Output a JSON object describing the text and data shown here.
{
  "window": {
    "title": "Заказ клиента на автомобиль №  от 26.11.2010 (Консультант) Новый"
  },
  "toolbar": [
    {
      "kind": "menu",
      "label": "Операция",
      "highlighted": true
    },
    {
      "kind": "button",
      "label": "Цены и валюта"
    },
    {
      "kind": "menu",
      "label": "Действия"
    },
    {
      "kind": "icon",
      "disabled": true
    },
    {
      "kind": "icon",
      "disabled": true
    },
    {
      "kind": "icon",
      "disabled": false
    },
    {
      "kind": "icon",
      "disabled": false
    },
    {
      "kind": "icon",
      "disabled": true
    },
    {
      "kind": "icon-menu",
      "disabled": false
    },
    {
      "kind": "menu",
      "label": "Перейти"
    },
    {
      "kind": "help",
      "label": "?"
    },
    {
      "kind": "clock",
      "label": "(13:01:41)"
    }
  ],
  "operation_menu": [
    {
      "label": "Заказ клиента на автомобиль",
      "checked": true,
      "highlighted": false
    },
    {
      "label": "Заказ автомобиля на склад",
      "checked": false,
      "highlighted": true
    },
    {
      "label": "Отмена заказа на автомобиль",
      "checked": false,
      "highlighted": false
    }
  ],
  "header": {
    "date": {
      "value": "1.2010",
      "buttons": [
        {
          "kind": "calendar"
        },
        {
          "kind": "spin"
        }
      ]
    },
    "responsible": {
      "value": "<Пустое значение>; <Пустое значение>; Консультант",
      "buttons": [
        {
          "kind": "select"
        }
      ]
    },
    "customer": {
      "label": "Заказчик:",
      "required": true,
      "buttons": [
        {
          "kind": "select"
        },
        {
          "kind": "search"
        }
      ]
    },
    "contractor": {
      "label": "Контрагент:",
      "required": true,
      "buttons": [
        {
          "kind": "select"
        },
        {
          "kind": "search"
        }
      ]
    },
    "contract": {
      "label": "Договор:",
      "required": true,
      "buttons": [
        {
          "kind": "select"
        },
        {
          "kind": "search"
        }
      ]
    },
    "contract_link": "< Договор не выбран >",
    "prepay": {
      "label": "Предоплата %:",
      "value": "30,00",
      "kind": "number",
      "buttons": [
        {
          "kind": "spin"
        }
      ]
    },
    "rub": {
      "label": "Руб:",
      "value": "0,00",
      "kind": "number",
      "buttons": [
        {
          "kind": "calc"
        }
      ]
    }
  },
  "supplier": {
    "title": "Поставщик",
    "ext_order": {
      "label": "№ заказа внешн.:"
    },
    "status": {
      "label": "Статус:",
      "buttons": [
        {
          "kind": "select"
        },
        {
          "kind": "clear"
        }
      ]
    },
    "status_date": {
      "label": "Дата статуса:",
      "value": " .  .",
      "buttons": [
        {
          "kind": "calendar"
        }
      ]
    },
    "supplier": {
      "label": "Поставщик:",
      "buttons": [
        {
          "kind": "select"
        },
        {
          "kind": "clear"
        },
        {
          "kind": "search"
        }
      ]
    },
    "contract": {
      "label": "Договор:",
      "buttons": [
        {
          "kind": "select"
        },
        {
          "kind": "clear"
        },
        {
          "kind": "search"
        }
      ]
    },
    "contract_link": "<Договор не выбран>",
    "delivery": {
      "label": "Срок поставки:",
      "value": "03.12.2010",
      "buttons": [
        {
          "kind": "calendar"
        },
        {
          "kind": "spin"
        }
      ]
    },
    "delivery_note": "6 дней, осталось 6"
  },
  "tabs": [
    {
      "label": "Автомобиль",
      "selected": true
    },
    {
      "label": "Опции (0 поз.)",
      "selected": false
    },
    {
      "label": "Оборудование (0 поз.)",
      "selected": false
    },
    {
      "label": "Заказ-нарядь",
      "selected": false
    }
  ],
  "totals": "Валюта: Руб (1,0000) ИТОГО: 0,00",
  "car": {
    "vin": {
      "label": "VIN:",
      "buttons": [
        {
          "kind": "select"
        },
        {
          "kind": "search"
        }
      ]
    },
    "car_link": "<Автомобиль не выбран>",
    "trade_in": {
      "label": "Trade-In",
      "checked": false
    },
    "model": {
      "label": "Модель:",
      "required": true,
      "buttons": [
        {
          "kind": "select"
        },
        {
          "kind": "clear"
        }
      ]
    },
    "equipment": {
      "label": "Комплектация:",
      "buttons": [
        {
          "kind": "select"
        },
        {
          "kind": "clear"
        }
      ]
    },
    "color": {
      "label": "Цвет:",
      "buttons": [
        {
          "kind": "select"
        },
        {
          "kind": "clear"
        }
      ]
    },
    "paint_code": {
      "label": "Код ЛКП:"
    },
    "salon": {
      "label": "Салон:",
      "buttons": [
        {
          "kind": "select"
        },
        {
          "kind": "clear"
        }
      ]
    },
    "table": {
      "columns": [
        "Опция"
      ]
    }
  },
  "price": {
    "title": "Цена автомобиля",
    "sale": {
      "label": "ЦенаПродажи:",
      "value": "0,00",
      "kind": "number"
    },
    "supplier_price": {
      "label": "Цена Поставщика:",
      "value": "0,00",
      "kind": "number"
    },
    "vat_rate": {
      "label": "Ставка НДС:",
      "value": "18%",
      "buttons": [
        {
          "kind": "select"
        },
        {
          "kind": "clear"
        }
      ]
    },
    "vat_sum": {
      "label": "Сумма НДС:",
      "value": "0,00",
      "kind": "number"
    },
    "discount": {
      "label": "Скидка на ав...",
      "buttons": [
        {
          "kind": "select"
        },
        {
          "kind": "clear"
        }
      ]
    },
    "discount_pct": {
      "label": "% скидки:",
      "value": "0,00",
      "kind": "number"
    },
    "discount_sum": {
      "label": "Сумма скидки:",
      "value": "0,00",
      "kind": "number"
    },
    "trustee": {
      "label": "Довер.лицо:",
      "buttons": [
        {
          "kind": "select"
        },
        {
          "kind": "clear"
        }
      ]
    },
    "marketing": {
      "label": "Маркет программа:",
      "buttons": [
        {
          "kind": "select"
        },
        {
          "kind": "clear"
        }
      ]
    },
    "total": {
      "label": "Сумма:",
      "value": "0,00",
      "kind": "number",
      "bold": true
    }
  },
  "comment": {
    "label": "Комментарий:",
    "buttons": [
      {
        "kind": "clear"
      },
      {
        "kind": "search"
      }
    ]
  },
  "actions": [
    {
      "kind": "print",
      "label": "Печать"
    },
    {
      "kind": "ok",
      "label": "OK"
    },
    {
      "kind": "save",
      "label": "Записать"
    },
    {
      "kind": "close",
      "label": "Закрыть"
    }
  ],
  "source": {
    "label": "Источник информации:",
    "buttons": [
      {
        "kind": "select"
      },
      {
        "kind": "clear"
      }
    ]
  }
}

- [Task details] The records above should be duplicated in full, exactly as given.

- [Answer to the task]
Output a JSON object describing the text and data shown here.
{
  "window": {
    "title": "Заказ клиента на автомобиль №  от 26.11.2010 (Консультант) Новый"
  },
  "toolbar": [
    {
      "kind": "menu",
      "label": "Операция",
      "highlighted": true
    },
    {
      "kind": "button",
      "label": "Цены и валюта"
    },
    {
      "kind": "menu",
      "label": "Действия"
    },
    {
      "kind": "icon",
      "disabled": true
    },
    {
      "kind": "icon",
      "disabled": true
    },
    {
      "kind": "icon",
      "disabled": false
    },
    {
      "kind": "icon",
      "disabled": false
    },
    {
      "kind": "icon",
      "disabled": true
    },
    {
      "kind": "icon-menu",
      "disabled": false
    },
    {
      "kind": "menu",
      "label": "Перейти"
    },
    {
      "kind": "help",
      "label": "?"
    },
    {
      "kind": "clock",
      "label": "(13:01:41)"
    }
  ],
  "operation_menu": [
    {
      "label": "Заказ клиента на автомобиль",
      "checked": true,
      "highlighted": false
    },
    {
      "label": "Заказ автомобиля на склад",
      "checked": false,
      "highlighted": true
    },
    {
      "label": "Отмена заказа на автомобиль",
      "checked": false,
      "highlighted": false
    }
  ],
  "header": {
    "date": {
      "value": "1.2010",
      "buttons": [
        {
          "kind": "calendar"
        },
        {
          "kind": "spin"
        }
      ]
    },
    "responsible": {
      "value": "<Пустое значение>; <Пустое значение>; Консультант",
      "buttons": [
        {
          "kind": "select"
        }
      ]
    },
    "customer": {
      "label": "Заказчик:",
      "required": true,
      "buttons": [
        {
          "kind": "select"
        },
        {
          "kind": "search"
        }
      ]
    },
    "contractor": {
      "label": "Контрагент:",
      "required": true,
      "buttons": [
        {
          "kind": "select"
        },
        {
          "kind": "search"
        }
      ]
    },
    "contract": {
      "label": "Договор:",
      "required": true,
      "buttons": [
        {
          "kind": "select"
        },
        {
          "kind": "search"
        }
      ]
    },
    "contract_link": "< Договор не выбран >",
    "prepay": {
      "label": "Предоплата %:",
      "value": "30,00",
      "kind": "number",
      "buttons": [
        {
          "kind": "spin"
        }
      ]
    },
    "rub": {
      "label": "Руб:",
      "value": "0,00",
      "kind": "number",
      "buttons": [
        {
          "kind": "calc"
        }
      ]
    }
  },
  "supplier": {
    "title": "Поставщик",
    "ext_order": {
      "label": "№ заказа внешн.:"
    },
    "status": {
      "label": "Статус:",
      "buttons": [
        {
          "kind": "select"
        },
        {
          "kind": "clear"
        }
      ]
    },
    "status_date": {
      "label": "Дата статуса:",
      "value": " .  .",
      "buttons": [
        {
          "kind": "calendar"
        }
      ]
    },
    "supplier": {
      "label": "Поставщик:",
      "buttons": [
        {
          "kind": "select"
        },
        {
          "kind": "clear"
        },
        {
          "kind": "search"
        }
      ]
    },
    "contract": {
      "label": "Договор:",
      "buttons": [
        {
          "kind": "select"
        },
        {
          "kind": "clear"
        },
        {
          "kind": "search"
        }
      ]
    },
    "contract_link": "<Договор не выбран>",
    "delivery": {
      "label": "Срок поставки:",
      "value": "03.12.2010",
      "buttons": [
        {
          "kind": "calendar"
        },
        {
          "kind": "spin"
        }
      ]
    },
    "delivery_note": "6 дней, осталось 6"
  },
  "tabs": [
    {
      "label": "Автомобиль",
      "selected": true
    },
    {
      "label": "Опции (0 поз.)",
      "selected": false
    },
    {
      "label": "Оборудование (0 поз.)",
      "selected": false
    },
    {
      "label": "Заказ-нарядь",
      "selected": false
    }
  ],
  "totals": "Валюта: Руб (1,0000) ИТОГО: 0,00",
  "car": {
    "vin": {
      "label": "VIN:",
      "buttons": [
        {
          "kind": "select"
        },
        {
          "kind": "search"
        }
      ]
    },
    "car_link": "<Автомобиль не выбран>",
    "trade_in": {
      "label": "Trade-In",
      "checked": false
    },
    "model": {
      "label": "Модель:",
      "required": true,
      "buttons": [
        {
          "kind": "select"
        },
        {
          "kind": "clear"
        }
      ]
    },
    "equipment": {
      "label": "Комплектация:",
      "buttons": [
        {
          "kind": "select"
        },
        {
          "kind": "clear"
        }
      ]
    },
    "color": {
      "label": "Цвет:",
      "buttons": [
        {
          "kind": "select"
        },
        {
          "kind": "clear"
        }
      ]
    },
    "paint_code": {
      "label": "Код ЛКП:"
    },
    "salon": {
      "label": "Салон:",
      "buttons": [
        {
          "kind": "select"
        },
        {
          "kind": "clear"
        }
      ]
    },
    "table": {
      "columns": [
        "Опция"
      ]
    }
  },
  "price": {
    "title": "Цена автомобиля",
    "sale": {
      "label": "ЦенаПродажи:",
      "value": "0,00",
      "kind": "number"
    },
    "supplier_price": {
      "label": "Цена Поставщика:",
      "value": "0,00",
      "kind": "number"
    },
    "vat_rate": {
      "label": "Ставка НДС:",
      "value": "18%",
      "buttons": [
        {
          "kind": "select"
        },
        {
          "kind": "clear"
        }
      ]
    },
    "vat_sum": {
      "label": "Сумма НДС:",
      "value": "0,00",
      "kind": "number"
    },
    "discount": {
      "label": "Скидка на ав...",
      "buttons": [
        {
          "kind": "select"
        },
        {
          "kind": "clear"
        }
      ]
    },
    "discount_pct": {
      "label": "% скидки:",
      "value": "0,00",
      "kind": "number"
    },
    "discount_sum": {
      "label": "Сумма скидки:",
      "value": "0,00",
      "kind": "number"
    },
    "trustee": {
      "label": "Довер.лицо:",
      "buttons": [
        {
          "kind": "select"
        },
        {
          "kind": "clear"
        }
      ]
    },
    "marketing": {
      "label": "Маркет программа:",
      "buttons": [
        {
          "kind": "select"
        },
        {
          "kind": "clear"
        }
      ]
    },
    "total": {
      "label": "Сумма:",
      "value": "0,00",
      "kind": "number",
      "bold": true
    }
  },
  "comment": {
    "label": "Комментарий:",
    "buttons": [
      {
        "kind": "clear"
      },
      {
        "kind": "search"
      }
    ]
  },
  "actions": [
    {
      "kind": "print",
      "label": "Печать"
    },
    {
      "kind": "ok",
      "label": "OK"
    },
    {
      "kind": "save",
      "label": "Записать"
    },
    {
      "kind": "close",
      "label": "Закрыть"
    }
  ],
  "source": {
    "label": "Источник информации:",
    "buttons": [
      {
        "kind": "select"
      },
      {
        "kind": "clear"
      }
    ]
  }
}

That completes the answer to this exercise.